# [GOAL]
Check each line of the records below for the string "JSON", then state how many lines contain it, with no other output.

Collected data entries
········

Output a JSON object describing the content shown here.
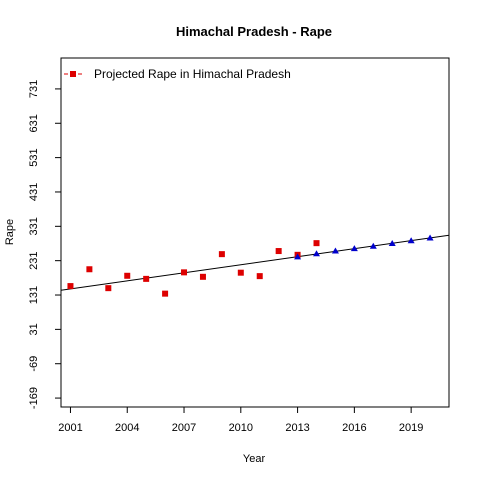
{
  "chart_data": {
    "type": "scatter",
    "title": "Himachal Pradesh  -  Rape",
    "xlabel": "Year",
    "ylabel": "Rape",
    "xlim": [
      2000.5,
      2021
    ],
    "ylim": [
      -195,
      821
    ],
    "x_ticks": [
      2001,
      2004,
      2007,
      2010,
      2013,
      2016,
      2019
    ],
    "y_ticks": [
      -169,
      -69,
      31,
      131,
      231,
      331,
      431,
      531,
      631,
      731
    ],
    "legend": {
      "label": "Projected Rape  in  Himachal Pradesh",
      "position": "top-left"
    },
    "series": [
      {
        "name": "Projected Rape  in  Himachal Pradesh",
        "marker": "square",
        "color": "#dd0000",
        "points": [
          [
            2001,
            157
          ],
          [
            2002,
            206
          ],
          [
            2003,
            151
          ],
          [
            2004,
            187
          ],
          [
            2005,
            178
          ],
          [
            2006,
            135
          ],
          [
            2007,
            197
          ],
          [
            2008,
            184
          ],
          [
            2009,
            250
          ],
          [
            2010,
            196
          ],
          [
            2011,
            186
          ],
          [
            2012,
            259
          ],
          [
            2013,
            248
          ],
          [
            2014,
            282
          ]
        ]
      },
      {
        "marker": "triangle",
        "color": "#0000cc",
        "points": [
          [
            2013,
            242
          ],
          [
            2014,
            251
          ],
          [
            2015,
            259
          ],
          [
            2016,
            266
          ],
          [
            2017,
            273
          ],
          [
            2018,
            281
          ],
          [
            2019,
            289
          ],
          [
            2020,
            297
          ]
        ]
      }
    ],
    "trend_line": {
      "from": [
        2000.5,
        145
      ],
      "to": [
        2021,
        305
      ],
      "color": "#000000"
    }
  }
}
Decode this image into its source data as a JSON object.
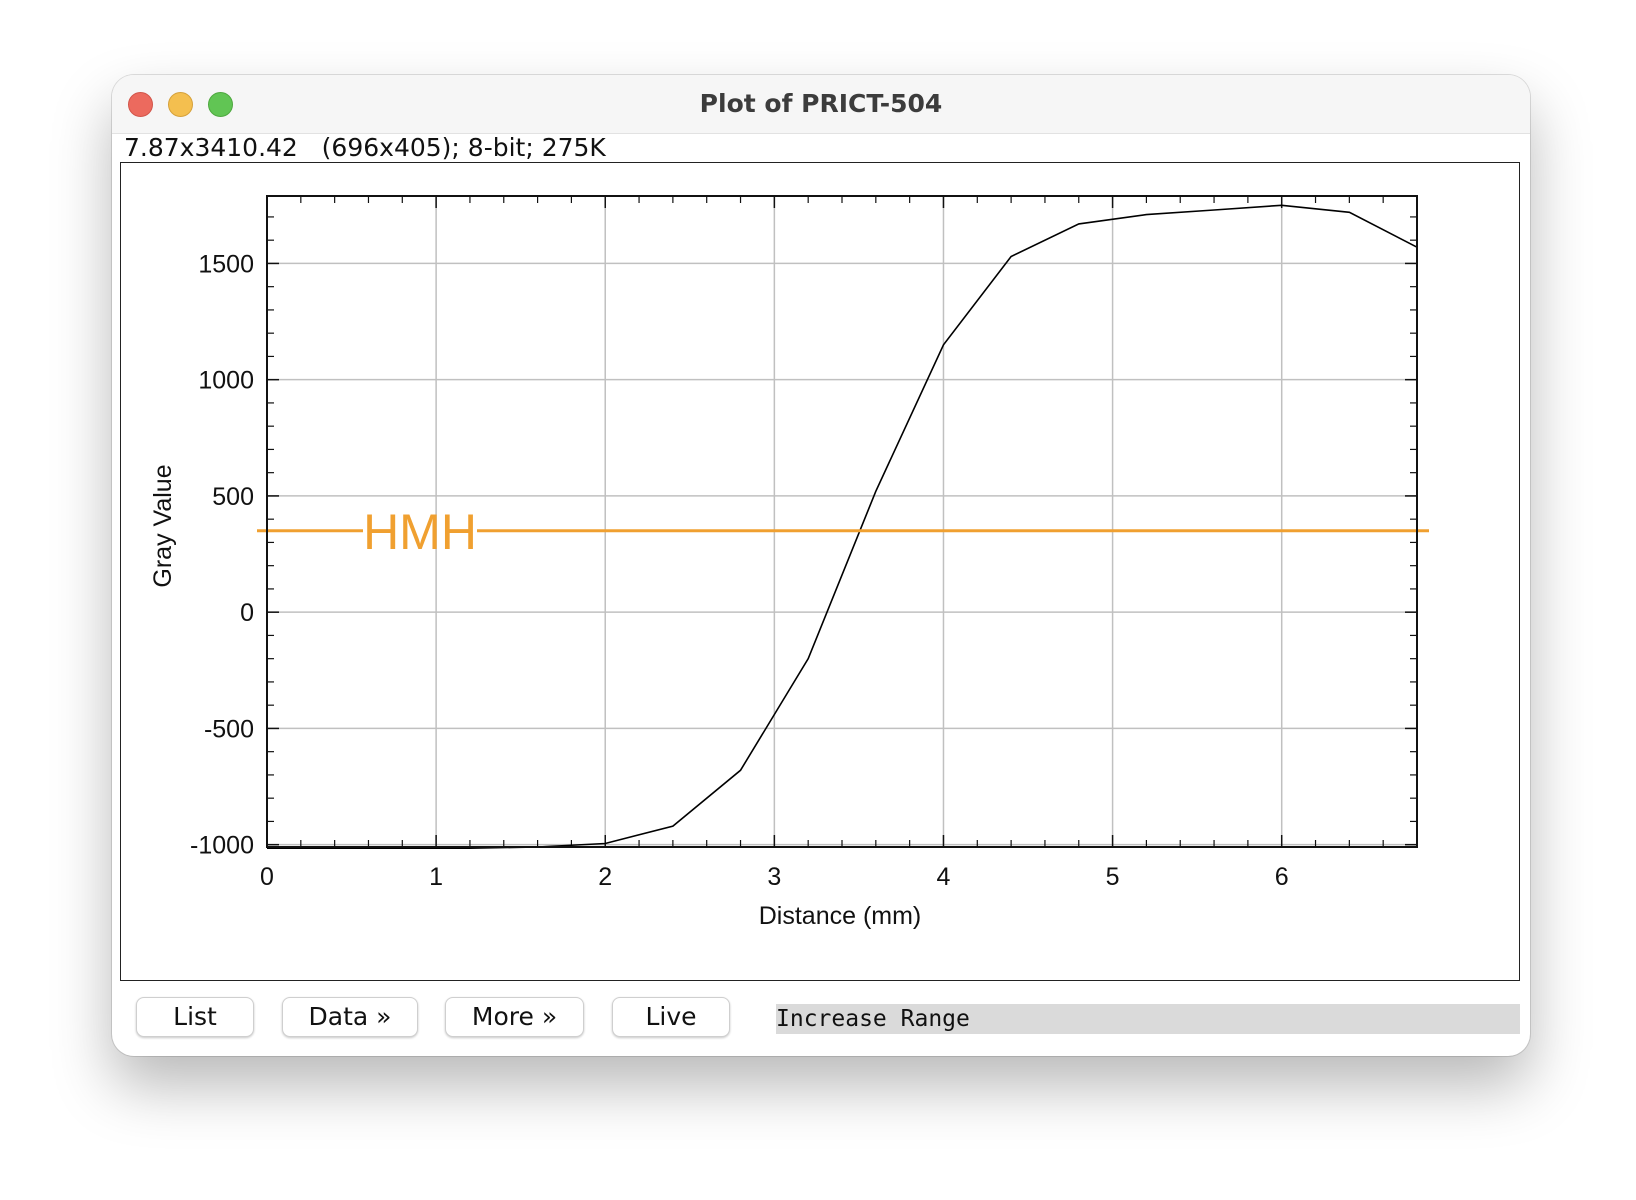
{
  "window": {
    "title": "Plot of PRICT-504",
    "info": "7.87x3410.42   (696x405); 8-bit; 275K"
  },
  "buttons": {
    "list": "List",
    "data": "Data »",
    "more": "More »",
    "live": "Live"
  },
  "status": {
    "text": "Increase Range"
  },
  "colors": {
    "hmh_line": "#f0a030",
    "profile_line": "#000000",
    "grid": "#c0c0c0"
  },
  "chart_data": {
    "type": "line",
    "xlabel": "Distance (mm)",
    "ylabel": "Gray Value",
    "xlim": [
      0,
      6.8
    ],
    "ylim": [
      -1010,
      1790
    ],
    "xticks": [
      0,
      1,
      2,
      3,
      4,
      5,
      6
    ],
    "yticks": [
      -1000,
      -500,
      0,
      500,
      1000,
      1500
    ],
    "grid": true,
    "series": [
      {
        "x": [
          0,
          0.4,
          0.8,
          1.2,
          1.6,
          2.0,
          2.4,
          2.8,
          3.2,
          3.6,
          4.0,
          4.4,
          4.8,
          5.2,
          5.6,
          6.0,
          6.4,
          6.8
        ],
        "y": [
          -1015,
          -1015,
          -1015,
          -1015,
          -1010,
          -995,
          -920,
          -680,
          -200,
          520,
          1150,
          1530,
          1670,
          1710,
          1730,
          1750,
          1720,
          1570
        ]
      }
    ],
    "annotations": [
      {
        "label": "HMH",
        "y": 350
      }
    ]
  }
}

········

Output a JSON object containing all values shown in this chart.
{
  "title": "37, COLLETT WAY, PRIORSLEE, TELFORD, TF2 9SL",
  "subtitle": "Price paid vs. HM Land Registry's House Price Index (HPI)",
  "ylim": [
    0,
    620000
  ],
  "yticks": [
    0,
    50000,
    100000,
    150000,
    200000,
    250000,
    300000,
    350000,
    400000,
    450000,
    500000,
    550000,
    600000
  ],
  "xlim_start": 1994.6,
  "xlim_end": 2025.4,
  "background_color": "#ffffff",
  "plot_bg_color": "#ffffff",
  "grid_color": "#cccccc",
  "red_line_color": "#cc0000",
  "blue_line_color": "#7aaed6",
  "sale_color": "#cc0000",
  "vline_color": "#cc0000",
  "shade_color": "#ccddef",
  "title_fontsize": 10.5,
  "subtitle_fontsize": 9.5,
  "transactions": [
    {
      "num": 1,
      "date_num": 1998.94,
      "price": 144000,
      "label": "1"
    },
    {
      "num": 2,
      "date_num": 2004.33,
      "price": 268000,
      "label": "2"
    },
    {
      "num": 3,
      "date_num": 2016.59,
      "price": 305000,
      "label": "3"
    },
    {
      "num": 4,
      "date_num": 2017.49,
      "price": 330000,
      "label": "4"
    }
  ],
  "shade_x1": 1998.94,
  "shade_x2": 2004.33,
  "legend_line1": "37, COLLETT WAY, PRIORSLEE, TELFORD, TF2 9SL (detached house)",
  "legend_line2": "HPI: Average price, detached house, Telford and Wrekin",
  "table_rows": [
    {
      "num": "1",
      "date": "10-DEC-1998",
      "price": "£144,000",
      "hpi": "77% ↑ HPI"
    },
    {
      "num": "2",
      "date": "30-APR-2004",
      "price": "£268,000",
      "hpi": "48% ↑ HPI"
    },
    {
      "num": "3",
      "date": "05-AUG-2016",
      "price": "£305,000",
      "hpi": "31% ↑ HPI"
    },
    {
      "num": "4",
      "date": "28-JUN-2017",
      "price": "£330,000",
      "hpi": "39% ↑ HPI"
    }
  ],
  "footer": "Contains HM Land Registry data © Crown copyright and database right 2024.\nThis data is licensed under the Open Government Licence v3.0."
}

········

# [COMPLETED EXERCISE]
3